RECORD EXCERPTS:
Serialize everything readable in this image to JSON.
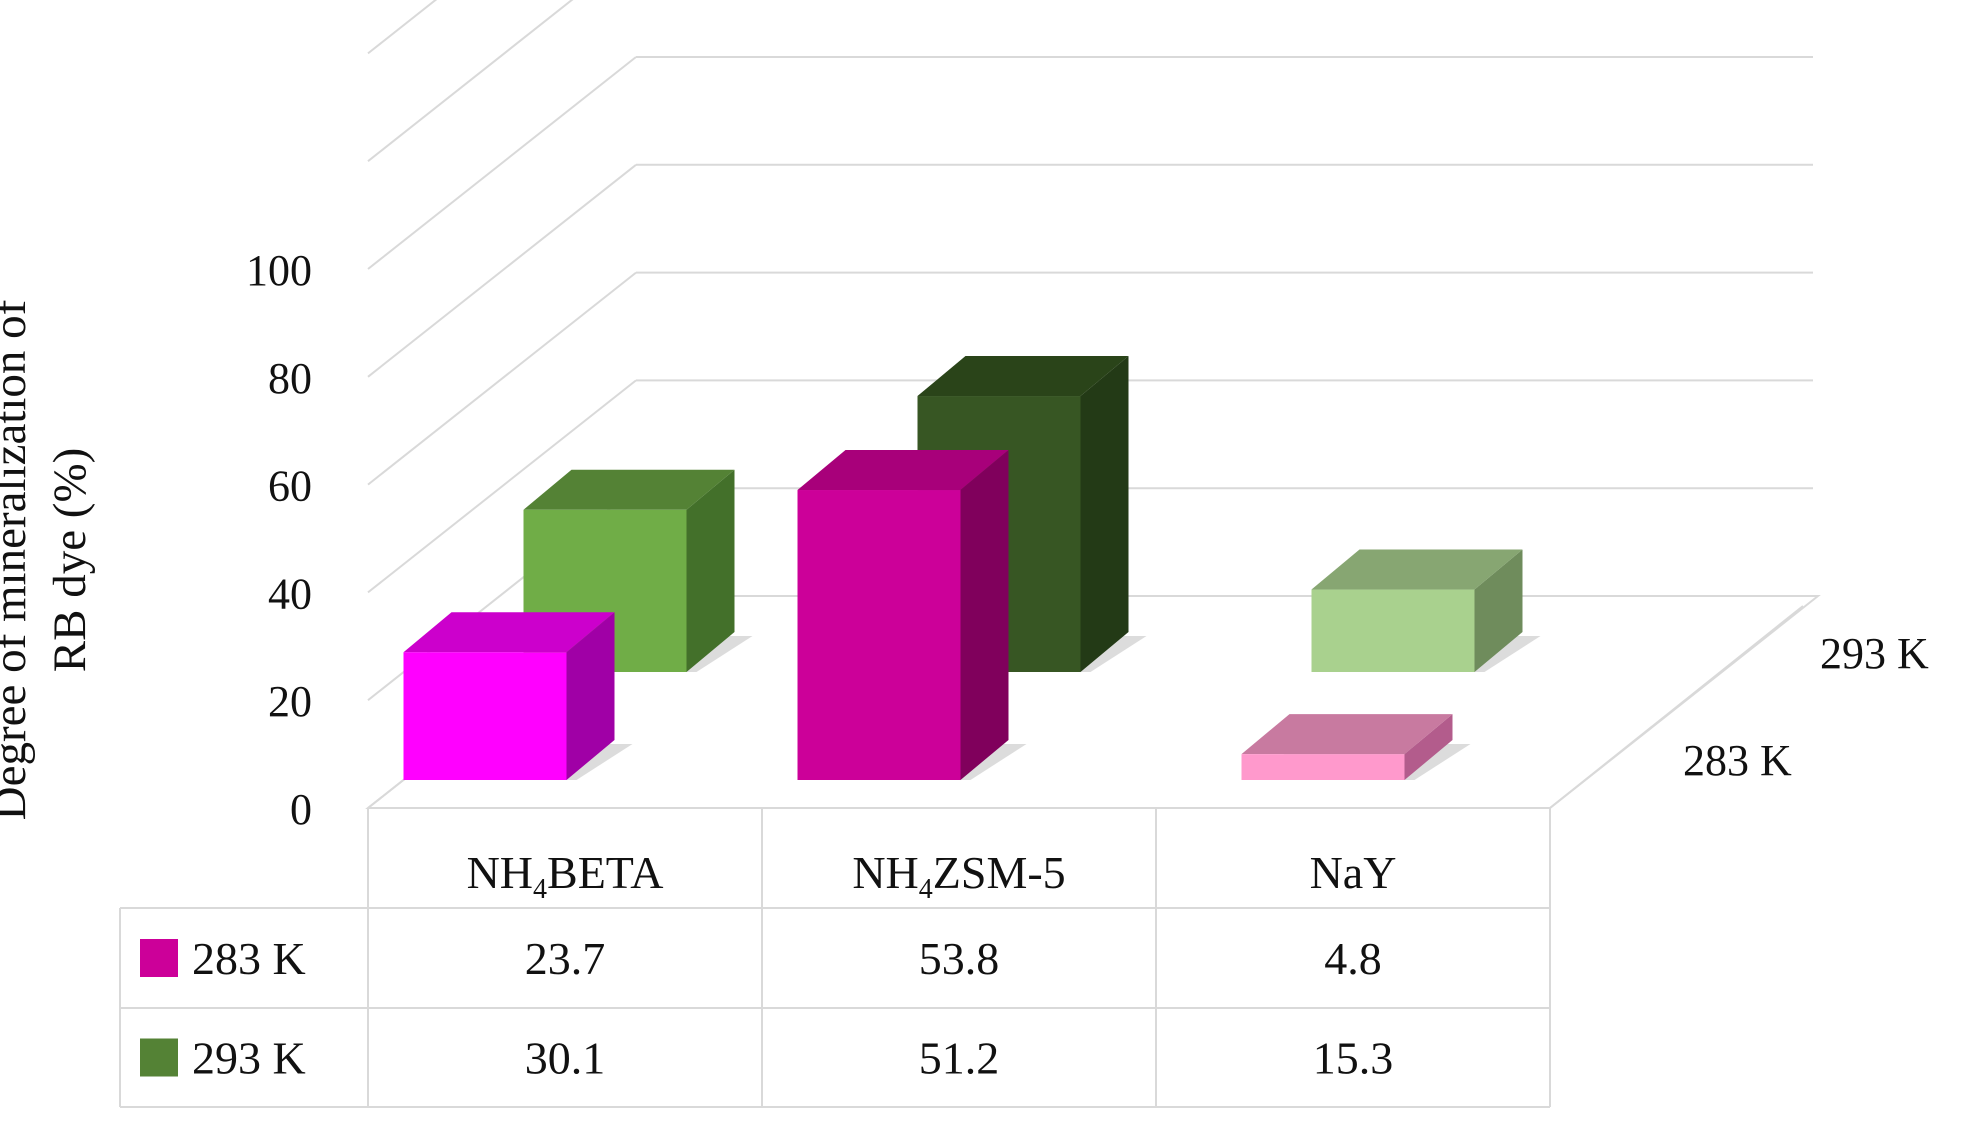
{
  "chart_data": {
    "type": "bar",
    "title": "",
    "ylabel_lines": [
      "Degree of mineralization of",
      "RB dye (%)"
    ],
    "categories": [
      "NH4BETA",
      "NH4ZSM-5",
      "NaY"
    ],
    "category_display": [
      {
        "pre": "NH",
        "sub": "4",
        "post": "BETA"
      },
      {
        "pre": "NH",
        "sub": "4",
        "post": "ZSM-5"
      },
      {
        "pre": "NaY",
        "sub": "",
        "post": ""
      }
    ],
    "ylim": [
      0,
      100
    ],
    "yticks": [
      "0",
      "20",
      "40",
      "60",
      "80",
      "100"
    ],
    "series": [
      {
        "name": "283  K",
        "values": [
          23.7,
          53.8,
          4.8
        ],
        "values_text": [
          "23.7",
          "53.8",
          "4.8"
        ]
      },
      {
        "name": "293 K",
        "values": [
          30.1,
          51.2,
          15.3
        ],
        "values_text": [
          "30.1",
          "51.2",
          "15.3"
        ]
      }
    ],
    "depth_labels": [
      "293 K",
      "283  K"
    ],
    "legend_placement": "table-below",
    "grid": true,
    "colors": {
      "s283": [
        {
          "front": "#ff00ff",
          "side": "#a000a6",
          "top": "#cc00cc"
        },
        {
          "front": "#cc0099",
          "side": "#80005c",
          "top": "#a8007a"
        },
        {
          "front": "#ff99cc",
          "side": "#b35c8c",
          "top": "#c87aa0"
        }
      ],
      "s293": [
        {
          "front": "#70ad47",
          "side": "#43702a",
          "top": "#548235"
        },
        {
          "front": "#375623",
          "side": "#233a16",
          "top": "#2a4419"
        },
        {
          "front": "#a9d18e",
          "side": "#6f8c5c",
          "top": "#87a672"
        }
      ],
      "legend283": "#cc0099",
      "legend293": "#548235",
      "grid": "#d9d9d9"
    }
  }
}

THE TASK: Write out every record above exactly as it stands, but leave out the pictures.

RESPONSE TO THE TASK:
Serialize everything readable in this image to JSON.
{
  "chart_data": {
    "type": "bar",
    "title": "",
    "ylabel_lines": [
      "Degree of mineralization of",
      "RB dye (%)"
    ],
    "categories": [
      "NH4BETA",
      "NH4ZSM-5",
      "NaY"
    ],
    "category_display": [
      {
        "pre": "NH",
        "sub": "4",
        "post": "BETA"
      },
      {
        "pre": "NH",
        "sub": "4",
        "post": "ZSM-5"
      },
      {
        "pre": "NaY",
        "sub": "",
        "post": ""
      }
    ],
    "ylim": [
      0,
      100
    ],
    "yticks": [
      "0",
      "20",
      "40",
      "60",
      "80",
      "100"
    ],
    "series": [
      {
        "name": "283  K",
        "values": [
          23.7,
          53.8,
          4.8
        ],
        "values_text": [
          "23.7",
          "53.8",
          "4.8"
        ]
      },
      {
        "name": "293 K",
        "values": [
          30.1,
          51.2,
          15.3
        ],
        "values_text": [
          "30.1",
          "51.2",
          "15.3"
        ]
      }
    ],
    "depth_labels": [
      "293 K",
      "283  K"
    ],
    "legend_placement": "table-below",
    "grid": true,
    "colors": {
      "s283": [
        {
          "front": "#ff00ff",
          "side": "#a000a6",
          "top": "#cc00cc"
        },
        {
          "front": "#cc0099",
          "side": "#80005c",
          "top": "#a8007a"
        },
        {
          "front": "#ff99cc",
          "side": "#b35c8c",
          "top": "#c87aa0"
        }
      ],
      "s293": [
        {
          "front": "#70ad47",
          "side": "#43702a",
          "top": "#548235"
        },
        {
          "front": "#375623",
          "side": "#233a16",
          "top": "#2a4419"
        },
        {
          "front": "#a9d18e",
          "side": "#6f8c5c",
          "top": "#87a672"
        }
      ],
      "legend283": "#cc0099",
      "legend293": "#548235",
      "grid": "#d9d9d9"
    }
  }
}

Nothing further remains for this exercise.